- Short task -
Look through the material below. Copy each line that contains the string "this".

- Supplied data -
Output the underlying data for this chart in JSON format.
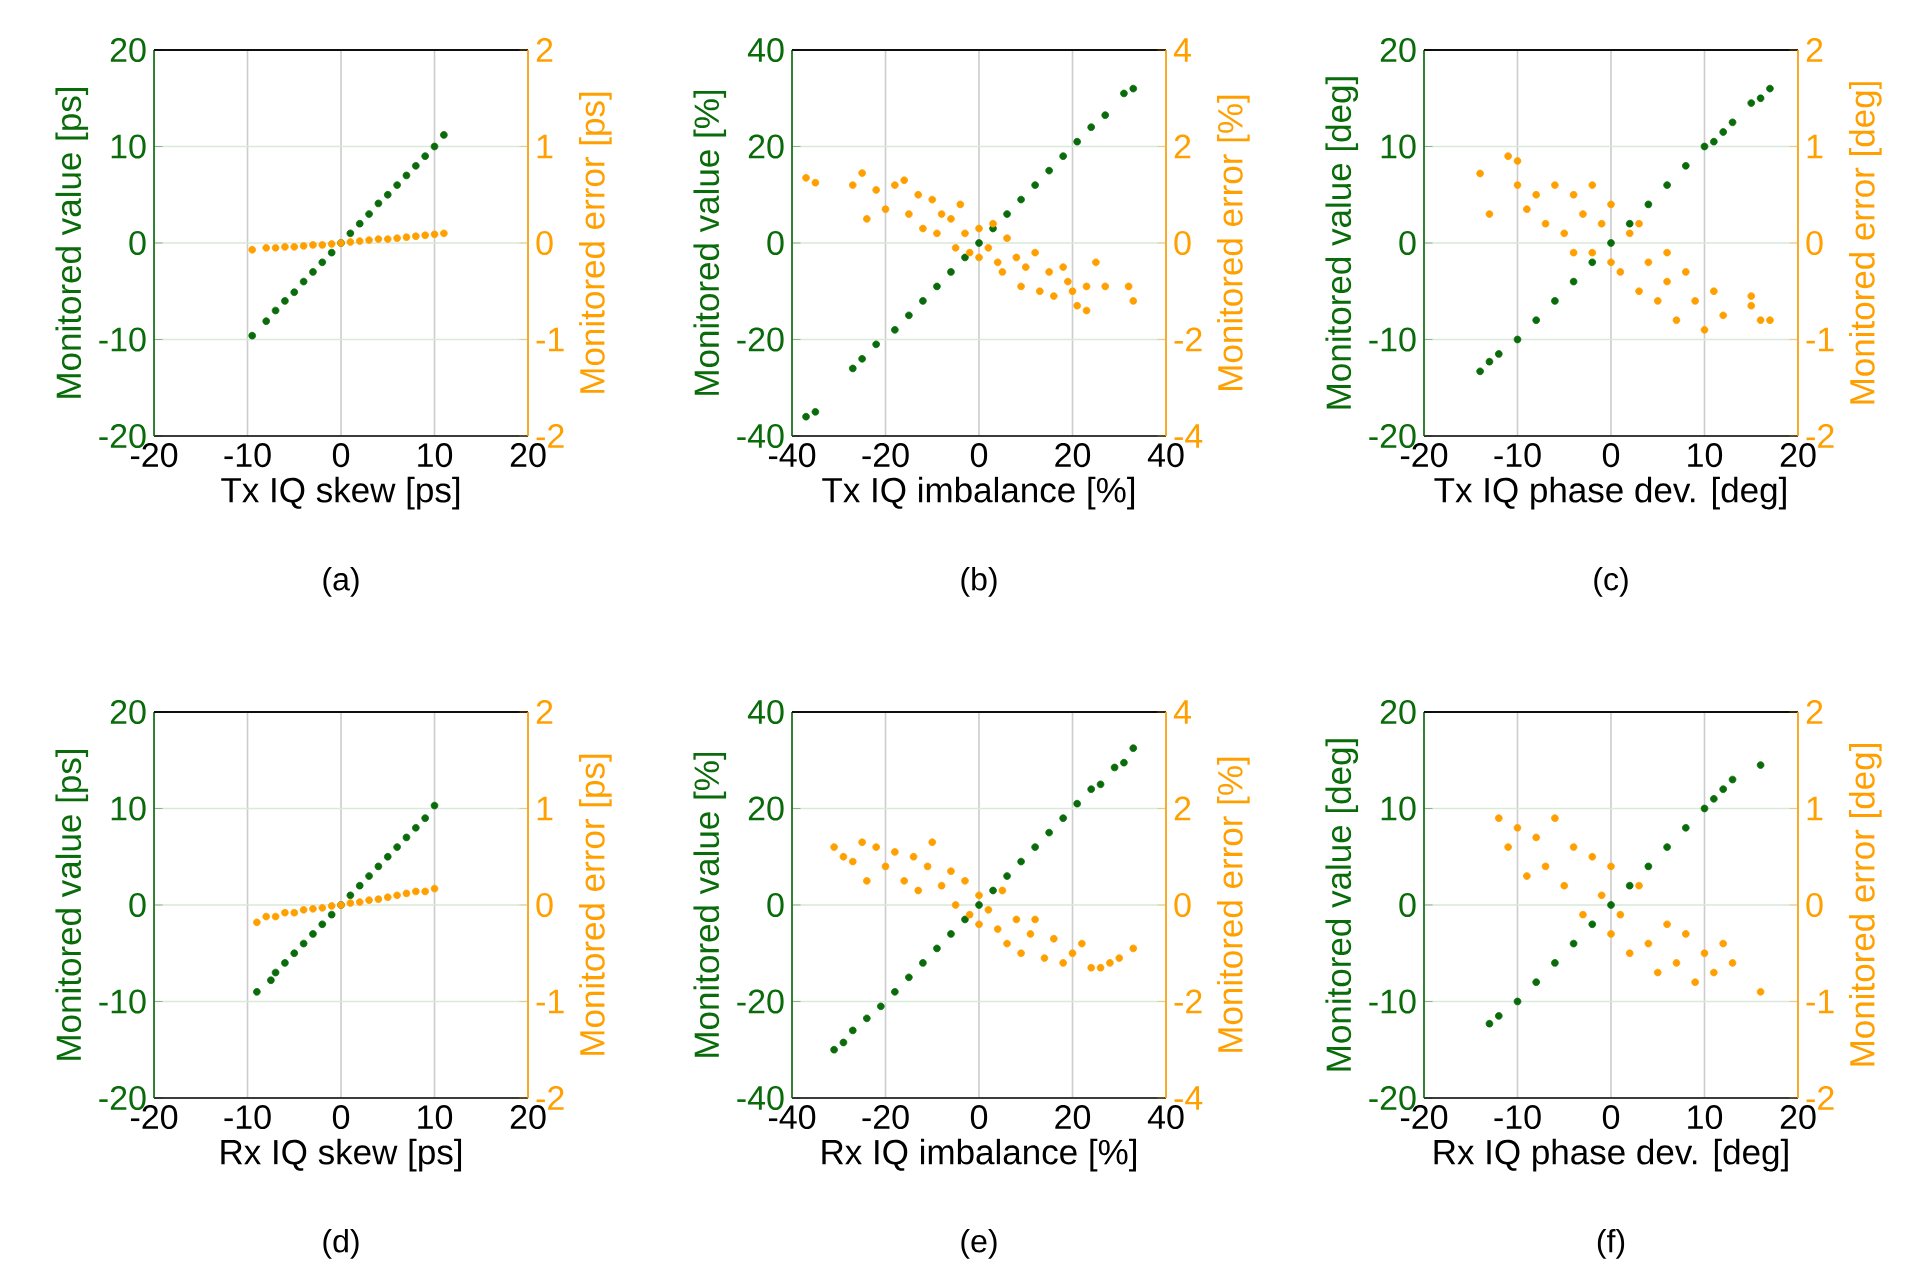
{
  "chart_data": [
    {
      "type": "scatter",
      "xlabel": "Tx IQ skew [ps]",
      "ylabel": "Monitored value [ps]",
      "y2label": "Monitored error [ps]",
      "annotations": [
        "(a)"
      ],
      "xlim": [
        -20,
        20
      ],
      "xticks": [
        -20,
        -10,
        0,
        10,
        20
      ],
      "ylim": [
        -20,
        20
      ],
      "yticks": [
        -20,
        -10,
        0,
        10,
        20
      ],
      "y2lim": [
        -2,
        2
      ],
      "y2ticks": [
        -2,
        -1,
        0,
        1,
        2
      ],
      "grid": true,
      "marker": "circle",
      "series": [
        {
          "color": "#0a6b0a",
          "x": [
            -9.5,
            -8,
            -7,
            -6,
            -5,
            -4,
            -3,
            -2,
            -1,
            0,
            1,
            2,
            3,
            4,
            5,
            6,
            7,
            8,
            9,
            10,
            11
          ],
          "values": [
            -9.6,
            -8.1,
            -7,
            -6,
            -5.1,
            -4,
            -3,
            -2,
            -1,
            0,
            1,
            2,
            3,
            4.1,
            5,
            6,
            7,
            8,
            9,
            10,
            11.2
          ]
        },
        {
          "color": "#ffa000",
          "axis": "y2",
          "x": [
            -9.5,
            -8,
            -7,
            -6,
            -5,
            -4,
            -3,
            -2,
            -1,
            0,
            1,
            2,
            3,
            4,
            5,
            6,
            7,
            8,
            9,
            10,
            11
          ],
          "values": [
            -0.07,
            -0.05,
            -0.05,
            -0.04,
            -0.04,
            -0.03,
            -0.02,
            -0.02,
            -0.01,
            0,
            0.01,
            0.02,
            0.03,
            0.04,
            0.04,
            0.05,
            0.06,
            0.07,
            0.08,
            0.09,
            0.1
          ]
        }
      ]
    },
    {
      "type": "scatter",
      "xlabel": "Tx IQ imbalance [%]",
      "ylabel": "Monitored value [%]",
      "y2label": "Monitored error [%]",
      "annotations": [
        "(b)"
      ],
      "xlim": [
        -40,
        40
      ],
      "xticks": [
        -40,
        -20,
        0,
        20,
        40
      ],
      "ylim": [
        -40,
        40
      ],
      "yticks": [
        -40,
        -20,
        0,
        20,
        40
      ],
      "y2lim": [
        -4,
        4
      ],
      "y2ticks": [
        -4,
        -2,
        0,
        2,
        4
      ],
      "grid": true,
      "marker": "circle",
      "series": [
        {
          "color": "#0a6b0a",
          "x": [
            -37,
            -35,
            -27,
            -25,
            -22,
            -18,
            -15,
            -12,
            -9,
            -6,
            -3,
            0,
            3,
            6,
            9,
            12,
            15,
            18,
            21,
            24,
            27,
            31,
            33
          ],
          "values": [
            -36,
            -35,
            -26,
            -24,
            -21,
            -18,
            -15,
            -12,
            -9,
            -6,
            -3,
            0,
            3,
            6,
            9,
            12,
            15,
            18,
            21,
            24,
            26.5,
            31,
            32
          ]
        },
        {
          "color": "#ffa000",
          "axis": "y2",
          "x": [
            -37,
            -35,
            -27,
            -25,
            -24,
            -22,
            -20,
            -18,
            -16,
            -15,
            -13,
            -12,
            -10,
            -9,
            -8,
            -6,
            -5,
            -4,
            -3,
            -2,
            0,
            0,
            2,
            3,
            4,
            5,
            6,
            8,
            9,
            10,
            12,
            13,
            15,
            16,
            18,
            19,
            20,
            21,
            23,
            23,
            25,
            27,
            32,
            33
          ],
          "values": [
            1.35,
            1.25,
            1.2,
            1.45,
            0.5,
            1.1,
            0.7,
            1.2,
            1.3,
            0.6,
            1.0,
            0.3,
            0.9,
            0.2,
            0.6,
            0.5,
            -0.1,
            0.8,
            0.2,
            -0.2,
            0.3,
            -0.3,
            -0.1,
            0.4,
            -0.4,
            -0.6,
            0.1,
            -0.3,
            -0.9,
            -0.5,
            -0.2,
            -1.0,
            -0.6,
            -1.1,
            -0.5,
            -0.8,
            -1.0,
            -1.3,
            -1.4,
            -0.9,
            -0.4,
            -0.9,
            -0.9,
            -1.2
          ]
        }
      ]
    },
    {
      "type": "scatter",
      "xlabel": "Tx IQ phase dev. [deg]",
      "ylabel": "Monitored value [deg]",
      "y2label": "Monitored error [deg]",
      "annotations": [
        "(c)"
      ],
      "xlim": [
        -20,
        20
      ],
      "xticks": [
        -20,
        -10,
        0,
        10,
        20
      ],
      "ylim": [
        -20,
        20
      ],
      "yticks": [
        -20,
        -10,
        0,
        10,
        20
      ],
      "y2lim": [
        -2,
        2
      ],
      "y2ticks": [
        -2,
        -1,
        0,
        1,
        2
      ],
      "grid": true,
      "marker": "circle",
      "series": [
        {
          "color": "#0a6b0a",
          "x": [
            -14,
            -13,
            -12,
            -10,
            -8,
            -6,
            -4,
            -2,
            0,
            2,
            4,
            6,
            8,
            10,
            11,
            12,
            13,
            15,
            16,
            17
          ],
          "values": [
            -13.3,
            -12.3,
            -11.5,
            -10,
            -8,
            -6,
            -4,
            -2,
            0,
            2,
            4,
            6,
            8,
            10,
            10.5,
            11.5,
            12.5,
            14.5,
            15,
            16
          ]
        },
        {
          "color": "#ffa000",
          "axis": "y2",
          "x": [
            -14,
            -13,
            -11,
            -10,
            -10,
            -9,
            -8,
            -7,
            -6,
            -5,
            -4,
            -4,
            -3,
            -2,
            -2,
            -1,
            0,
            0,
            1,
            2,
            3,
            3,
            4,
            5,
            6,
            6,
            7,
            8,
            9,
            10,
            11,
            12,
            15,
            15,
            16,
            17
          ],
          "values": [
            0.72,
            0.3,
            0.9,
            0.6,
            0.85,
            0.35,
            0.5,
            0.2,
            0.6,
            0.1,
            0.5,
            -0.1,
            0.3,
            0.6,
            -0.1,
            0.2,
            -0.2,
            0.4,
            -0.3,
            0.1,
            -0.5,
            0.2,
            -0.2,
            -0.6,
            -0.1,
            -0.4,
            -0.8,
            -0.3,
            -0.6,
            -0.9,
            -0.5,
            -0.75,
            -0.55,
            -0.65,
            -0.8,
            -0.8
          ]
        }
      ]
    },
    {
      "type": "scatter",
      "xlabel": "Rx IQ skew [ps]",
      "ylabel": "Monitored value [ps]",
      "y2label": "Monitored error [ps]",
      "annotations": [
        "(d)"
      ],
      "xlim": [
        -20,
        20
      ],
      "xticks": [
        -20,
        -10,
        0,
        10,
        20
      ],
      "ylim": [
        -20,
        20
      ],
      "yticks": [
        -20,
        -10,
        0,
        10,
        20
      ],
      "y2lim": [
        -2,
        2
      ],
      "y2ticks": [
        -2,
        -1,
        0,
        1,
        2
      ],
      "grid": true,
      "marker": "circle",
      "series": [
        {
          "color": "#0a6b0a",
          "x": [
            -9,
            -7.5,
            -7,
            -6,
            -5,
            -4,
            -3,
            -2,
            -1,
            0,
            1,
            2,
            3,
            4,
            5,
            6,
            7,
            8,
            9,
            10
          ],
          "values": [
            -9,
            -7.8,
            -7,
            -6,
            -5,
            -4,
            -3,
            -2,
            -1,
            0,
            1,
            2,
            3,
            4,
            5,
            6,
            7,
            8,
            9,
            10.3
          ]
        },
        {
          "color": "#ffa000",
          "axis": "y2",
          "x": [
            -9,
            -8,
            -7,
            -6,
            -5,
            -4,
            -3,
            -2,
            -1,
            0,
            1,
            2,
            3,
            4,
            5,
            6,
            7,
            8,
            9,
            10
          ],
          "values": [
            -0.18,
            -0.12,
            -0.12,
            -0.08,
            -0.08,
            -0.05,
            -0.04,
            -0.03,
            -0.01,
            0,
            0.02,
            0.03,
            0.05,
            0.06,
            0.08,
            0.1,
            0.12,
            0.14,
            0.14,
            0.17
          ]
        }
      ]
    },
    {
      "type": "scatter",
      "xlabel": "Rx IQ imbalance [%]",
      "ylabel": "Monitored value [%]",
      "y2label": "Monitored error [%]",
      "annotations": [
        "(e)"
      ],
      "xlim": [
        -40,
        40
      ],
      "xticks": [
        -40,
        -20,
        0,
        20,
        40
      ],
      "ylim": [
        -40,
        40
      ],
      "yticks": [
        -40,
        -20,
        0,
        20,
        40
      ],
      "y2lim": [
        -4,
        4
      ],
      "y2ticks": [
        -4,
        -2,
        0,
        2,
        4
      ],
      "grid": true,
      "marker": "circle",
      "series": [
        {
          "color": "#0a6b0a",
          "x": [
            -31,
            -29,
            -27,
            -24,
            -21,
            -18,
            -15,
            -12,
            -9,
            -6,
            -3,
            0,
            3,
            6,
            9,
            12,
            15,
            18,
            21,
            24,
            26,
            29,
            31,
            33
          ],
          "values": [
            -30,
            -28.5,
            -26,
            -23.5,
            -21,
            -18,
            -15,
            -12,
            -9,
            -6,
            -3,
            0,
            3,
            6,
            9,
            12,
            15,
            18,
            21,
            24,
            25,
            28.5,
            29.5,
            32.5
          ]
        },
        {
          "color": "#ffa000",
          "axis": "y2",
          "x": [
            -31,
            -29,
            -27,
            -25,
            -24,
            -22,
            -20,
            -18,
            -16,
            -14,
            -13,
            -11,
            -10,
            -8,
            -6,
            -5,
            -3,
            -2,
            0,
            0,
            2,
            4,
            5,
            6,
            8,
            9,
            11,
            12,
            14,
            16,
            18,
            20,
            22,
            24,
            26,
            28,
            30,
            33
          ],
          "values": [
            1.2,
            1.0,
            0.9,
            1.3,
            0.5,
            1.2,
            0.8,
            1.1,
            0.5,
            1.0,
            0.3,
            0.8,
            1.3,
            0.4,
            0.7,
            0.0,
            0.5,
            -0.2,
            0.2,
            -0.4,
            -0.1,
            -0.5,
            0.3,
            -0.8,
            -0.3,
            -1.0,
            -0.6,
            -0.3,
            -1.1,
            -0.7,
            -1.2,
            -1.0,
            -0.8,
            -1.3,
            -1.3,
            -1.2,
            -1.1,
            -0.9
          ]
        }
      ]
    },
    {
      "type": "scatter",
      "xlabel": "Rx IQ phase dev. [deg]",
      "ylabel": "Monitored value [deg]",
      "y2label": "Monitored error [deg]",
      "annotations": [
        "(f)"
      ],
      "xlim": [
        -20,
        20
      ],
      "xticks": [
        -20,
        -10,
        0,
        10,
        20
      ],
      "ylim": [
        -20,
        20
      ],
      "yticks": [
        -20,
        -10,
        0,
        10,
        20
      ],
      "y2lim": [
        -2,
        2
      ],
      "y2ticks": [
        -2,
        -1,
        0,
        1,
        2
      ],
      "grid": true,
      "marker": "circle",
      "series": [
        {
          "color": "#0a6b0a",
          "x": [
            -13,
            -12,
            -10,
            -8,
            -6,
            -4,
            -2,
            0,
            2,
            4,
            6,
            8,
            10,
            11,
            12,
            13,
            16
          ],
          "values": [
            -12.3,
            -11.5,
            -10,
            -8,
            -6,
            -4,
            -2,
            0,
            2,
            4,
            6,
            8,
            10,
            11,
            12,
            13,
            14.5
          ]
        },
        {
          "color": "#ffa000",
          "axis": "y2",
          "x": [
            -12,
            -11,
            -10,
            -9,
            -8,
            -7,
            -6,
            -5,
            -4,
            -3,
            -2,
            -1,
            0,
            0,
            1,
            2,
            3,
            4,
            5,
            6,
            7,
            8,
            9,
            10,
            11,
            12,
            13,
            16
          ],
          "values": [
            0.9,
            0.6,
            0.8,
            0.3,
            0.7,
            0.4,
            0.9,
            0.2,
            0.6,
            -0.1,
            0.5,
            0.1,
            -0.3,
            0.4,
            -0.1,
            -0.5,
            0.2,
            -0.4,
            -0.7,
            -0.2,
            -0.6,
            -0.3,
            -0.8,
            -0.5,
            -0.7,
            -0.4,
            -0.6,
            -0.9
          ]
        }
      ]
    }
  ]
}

--

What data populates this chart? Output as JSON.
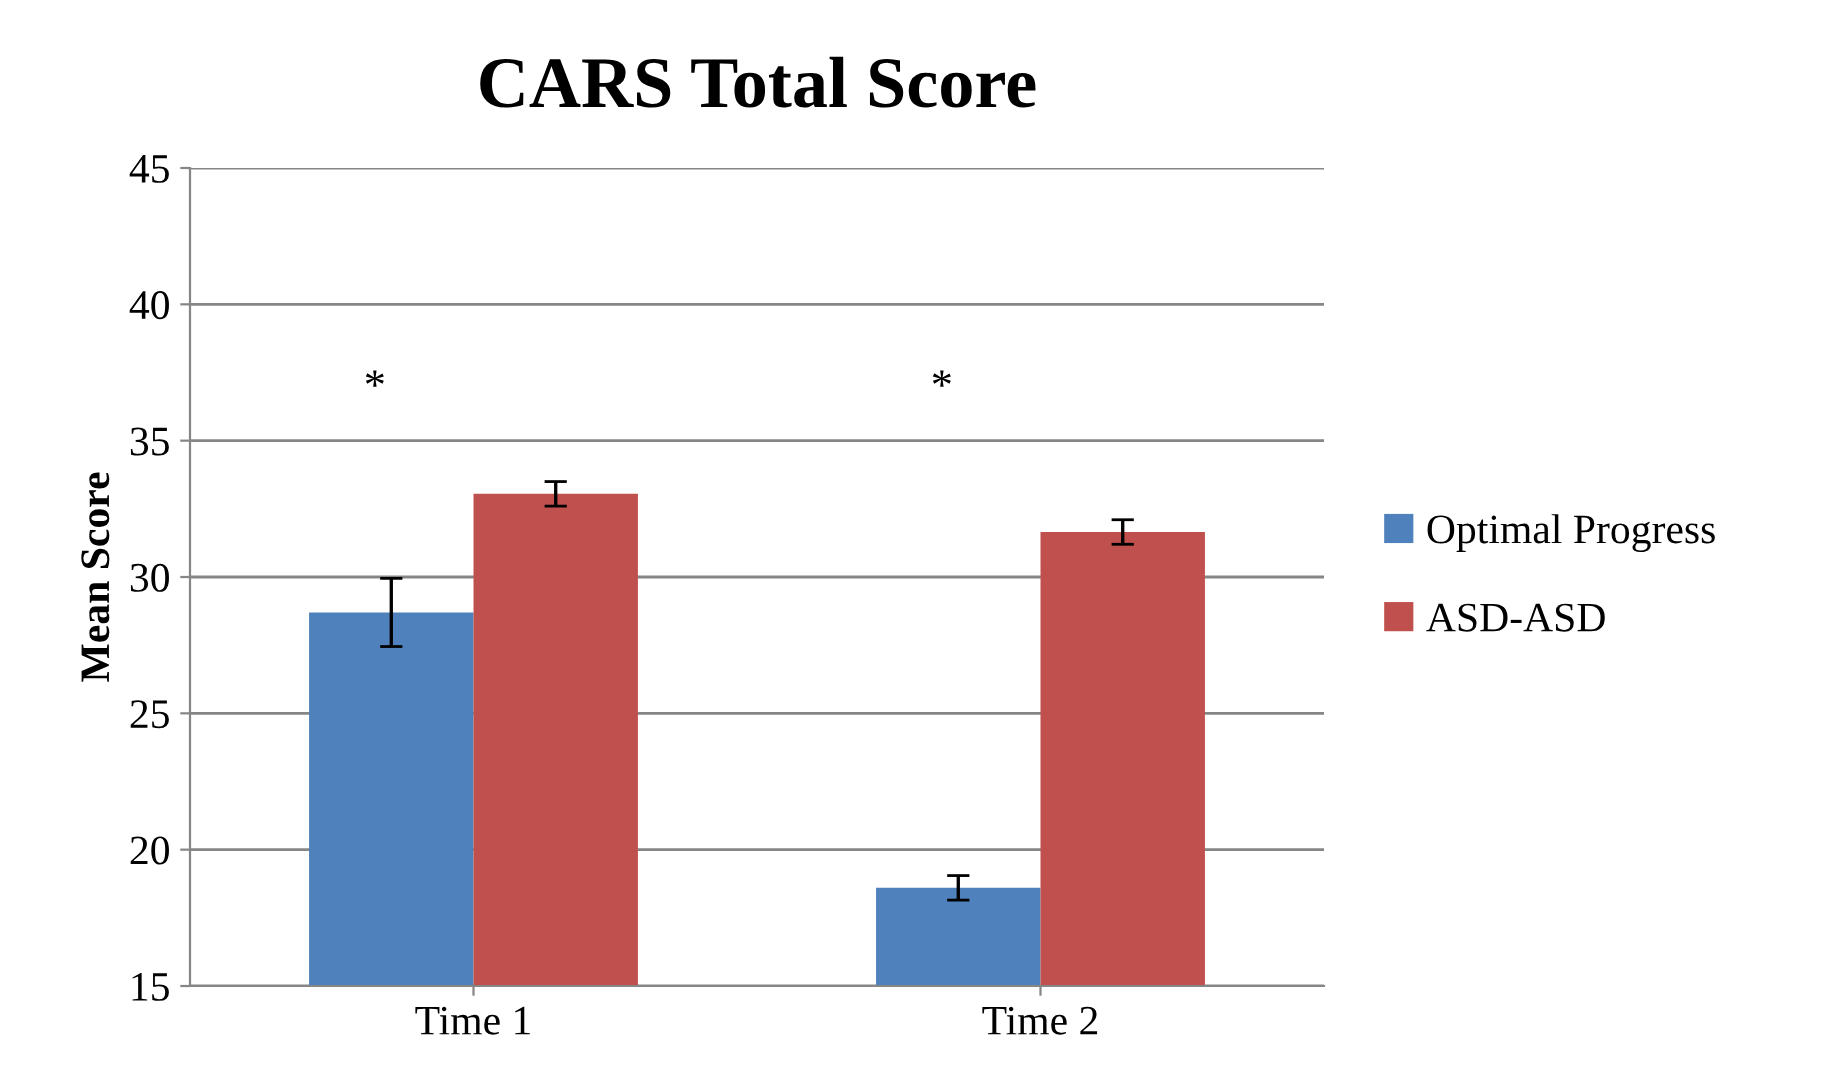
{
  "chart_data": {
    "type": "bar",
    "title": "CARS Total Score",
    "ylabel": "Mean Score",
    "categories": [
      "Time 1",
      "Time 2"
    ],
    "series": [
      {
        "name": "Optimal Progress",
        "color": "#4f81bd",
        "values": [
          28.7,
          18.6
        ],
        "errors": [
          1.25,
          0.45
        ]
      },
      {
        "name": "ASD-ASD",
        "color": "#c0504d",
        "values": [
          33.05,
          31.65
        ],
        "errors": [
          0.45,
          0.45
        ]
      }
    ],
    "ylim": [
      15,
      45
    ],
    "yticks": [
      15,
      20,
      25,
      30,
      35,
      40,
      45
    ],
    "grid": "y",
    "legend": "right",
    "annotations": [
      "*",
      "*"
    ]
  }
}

- Expected answer -
Output the underlying data for this chart in JSON format.
What data populates this chart? Output as JSON.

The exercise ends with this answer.